| Work to complete |
Without further comment, state how many lines in the listing below contain the word "Volans".

start Information provided

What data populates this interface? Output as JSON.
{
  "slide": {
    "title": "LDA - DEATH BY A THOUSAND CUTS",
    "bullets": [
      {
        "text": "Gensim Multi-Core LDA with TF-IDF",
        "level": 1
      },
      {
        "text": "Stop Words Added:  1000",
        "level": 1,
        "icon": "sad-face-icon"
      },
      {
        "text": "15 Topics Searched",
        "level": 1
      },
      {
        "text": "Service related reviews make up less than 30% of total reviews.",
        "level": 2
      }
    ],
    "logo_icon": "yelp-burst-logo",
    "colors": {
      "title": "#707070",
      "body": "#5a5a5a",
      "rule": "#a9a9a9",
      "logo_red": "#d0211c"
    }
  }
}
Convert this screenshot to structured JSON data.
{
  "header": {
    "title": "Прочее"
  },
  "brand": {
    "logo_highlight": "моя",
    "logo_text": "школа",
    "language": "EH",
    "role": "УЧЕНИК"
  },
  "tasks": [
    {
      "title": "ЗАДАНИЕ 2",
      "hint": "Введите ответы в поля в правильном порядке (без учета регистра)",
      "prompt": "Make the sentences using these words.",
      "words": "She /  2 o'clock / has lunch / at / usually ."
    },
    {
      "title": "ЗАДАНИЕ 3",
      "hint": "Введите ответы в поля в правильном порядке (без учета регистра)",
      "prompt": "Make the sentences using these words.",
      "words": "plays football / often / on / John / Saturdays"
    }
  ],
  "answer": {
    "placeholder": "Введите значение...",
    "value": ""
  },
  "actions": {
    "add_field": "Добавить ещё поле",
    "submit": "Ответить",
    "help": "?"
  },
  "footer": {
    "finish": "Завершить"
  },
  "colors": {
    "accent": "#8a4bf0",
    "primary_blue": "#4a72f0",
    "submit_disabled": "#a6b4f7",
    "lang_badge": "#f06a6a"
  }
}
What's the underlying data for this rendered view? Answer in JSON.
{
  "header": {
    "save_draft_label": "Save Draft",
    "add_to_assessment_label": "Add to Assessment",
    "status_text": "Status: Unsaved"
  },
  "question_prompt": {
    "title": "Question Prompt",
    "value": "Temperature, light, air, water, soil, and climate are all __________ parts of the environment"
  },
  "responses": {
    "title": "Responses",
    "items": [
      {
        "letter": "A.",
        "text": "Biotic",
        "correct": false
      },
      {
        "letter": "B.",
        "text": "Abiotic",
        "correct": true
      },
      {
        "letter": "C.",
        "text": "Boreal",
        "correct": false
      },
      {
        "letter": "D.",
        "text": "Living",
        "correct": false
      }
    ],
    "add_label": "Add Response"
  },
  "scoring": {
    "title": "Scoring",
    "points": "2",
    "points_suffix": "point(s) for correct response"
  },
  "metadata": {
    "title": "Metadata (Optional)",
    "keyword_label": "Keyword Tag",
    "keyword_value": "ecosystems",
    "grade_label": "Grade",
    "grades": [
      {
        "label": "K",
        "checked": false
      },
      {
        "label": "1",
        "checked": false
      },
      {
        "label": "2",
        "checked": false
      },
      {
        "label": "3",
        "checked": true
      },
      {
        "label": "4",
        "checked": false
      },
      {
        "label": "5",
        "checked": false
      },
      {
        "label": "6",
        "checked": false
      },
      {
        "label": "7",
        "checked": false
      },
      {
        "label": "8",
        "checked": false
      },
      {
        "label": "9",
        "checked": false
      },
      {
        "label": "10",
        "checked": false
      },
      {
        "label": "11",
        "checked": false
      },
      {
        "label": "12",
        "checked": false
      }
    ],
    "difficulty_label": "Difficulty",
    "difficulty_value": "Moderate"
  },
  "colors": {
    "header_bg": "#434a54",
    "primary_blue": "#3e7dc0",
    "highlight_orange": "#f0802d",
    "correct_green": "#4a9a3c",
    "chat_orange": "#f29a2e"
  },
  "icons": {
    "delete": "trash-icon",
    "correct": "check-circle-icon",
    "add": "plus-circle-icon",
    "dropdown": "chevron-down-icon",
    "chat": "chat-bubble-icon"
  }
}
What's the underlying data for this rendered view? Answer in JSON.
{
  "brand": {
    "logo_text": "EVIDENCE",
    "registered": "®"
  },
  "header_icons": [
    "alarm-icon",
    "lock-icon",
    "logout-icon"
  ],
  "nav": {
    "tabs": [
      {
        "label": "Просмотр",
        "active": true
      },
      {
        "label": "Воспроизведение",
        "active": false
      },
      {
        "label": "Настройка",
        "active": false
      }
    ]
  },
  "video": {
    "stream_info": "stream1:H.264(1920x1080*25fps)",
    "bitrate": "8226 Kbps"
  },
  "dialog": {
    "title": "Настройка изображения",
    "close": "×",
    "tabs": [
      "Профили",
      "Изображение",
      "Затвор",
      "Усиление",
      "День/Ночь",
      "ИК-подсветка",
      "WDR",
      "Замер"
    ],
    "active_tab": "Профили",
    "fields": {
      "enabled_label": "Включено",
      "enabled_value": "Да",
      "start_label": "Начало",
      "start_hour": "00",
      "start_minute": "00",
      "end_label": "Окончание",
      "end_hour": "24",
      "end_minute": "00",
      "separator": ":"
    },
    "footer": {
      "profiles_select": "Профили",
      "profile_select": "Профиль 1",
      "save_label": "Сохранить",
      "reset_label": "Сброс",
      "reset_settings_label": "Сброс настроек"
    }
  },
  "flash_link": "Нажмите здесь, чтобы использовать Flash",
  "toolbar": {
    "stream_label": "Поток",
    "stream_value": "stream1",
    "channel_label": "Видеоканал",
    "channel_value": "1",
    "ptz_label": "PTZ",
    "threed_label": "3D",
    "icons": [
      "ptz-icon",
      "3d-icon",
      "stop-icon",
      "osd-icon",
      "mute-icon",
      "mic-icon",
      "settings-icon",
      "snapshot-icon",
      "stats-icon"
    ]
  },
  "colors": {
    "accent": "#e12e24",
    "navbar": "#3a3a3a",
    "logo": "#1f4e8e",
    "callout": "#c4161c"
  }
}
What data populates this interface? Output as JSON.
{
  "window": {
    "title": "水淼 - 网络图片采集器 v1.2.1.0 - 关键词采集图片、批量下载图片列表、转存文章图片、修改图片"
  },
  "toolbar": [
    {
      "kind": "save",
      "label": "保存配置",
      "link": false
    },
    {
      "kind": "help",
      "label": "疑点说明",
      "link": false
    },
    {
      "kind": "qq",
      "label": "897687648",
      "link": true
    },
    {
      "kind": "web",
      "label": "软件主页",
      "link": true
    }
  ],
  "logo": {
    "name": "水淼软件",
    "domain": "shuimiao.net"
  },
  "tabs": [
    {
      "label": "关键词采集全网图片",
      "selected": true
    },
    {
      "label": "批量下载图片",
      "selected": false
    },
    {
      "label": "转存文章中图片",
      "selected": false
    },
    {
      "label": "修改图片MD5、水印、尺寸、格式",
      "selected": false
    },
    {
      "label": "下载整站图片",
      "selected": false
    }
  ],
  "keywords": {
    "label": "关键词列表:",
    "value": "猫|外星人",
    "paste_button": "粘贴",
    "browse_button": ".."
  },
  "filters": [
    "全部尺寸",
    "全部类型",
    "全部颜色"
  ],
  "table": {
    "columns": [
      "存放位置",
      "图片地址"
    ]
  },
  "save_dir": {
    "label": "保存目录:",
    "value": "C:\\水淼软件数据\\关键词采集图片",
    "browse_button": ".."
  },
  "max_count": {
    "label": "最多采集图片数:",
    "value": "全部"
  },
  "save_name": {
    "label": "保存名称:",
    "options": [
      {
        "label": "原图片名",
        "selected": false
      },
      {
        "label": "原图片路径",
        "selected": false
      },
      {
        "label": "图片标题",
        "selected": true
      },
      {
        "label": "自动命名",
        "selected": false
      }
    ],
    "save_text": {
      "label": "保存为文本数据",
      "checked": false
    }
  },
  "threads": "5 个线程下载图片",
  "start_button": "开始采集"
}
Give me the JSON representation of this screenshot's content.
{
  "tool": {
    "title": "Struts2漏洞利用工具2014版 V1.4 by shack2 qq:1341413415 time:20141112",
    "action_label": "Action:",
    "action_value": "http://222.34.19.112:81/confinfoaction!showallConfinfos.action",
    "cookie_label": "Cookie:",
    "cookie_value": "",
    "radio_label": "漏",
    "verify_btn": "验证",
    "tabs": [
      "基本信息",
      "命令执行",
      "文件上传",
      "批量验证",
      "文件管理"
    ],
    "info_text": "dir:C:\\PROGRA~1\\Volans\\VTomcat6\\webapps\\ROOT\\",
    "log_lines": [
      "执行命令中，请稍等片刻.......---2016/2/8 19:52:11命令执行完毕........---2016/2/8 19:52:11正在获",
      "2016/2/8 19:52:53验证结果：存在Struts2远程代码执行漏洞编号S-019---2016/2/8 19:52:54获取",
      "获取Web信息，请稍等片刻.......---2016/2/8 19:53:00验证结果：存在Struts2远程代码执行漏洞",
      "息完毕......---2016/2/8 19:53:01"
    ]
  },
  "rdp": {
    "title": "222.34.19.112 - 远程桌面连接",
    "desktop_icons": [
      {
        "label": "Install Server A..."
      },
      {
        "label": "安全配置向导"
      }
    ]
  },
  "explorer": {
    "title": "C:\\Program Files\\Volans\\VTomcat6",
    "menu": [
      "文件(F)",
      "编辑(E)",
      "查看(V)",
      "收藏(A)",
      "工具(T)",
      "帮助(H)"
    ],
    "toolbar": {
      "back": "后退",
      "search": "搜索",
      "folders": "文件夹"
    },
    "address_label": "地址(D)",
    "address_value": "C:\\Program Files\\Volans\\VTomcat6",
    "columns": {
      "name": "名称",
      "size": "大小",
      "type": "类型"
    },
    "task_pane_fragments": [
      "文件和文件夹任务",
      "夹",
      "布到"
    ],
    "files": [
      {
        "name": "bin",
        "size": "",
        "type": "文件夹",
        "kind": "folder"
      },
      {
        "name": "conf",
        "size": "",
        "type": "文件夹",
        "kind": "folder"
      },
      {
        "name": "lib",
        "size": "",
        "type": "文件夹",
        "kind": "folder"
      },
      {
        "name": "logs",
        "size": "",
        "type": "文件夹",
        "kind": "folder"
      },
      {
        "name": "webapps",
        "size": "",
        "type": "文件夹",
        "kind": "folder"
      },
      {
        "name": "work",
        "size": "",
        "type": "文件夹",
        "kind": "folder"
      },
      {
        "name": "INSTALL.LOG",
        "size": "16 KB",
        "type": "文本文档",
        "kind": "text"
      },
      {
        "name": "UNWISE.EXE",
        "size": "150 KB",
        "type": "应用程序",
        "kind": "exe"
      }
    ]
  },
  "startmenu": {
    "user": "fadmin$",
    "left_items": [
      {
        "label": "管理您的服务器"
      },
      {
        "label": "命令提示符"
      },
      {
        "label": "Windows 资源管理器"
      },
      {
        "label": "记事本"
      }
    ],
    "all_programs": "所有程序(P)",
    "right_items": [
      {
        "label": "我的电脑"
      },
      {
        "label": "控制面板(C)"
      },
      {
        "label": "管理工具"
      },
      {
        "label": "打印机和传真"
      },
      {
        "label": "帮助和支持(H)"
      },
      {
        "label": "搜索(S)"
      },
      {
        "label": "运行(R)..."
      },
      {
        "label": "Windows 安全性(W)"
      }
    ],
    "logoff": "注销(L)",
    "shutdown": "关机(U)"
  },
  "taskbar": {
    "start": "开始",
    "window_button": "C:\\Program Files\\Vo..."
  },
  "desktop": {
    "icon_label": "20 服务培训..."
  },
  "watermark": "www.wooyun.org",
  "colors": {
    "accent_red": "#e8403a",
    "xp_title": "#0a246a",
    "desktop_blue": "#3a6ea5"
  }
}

end Information provided

| The answer |
3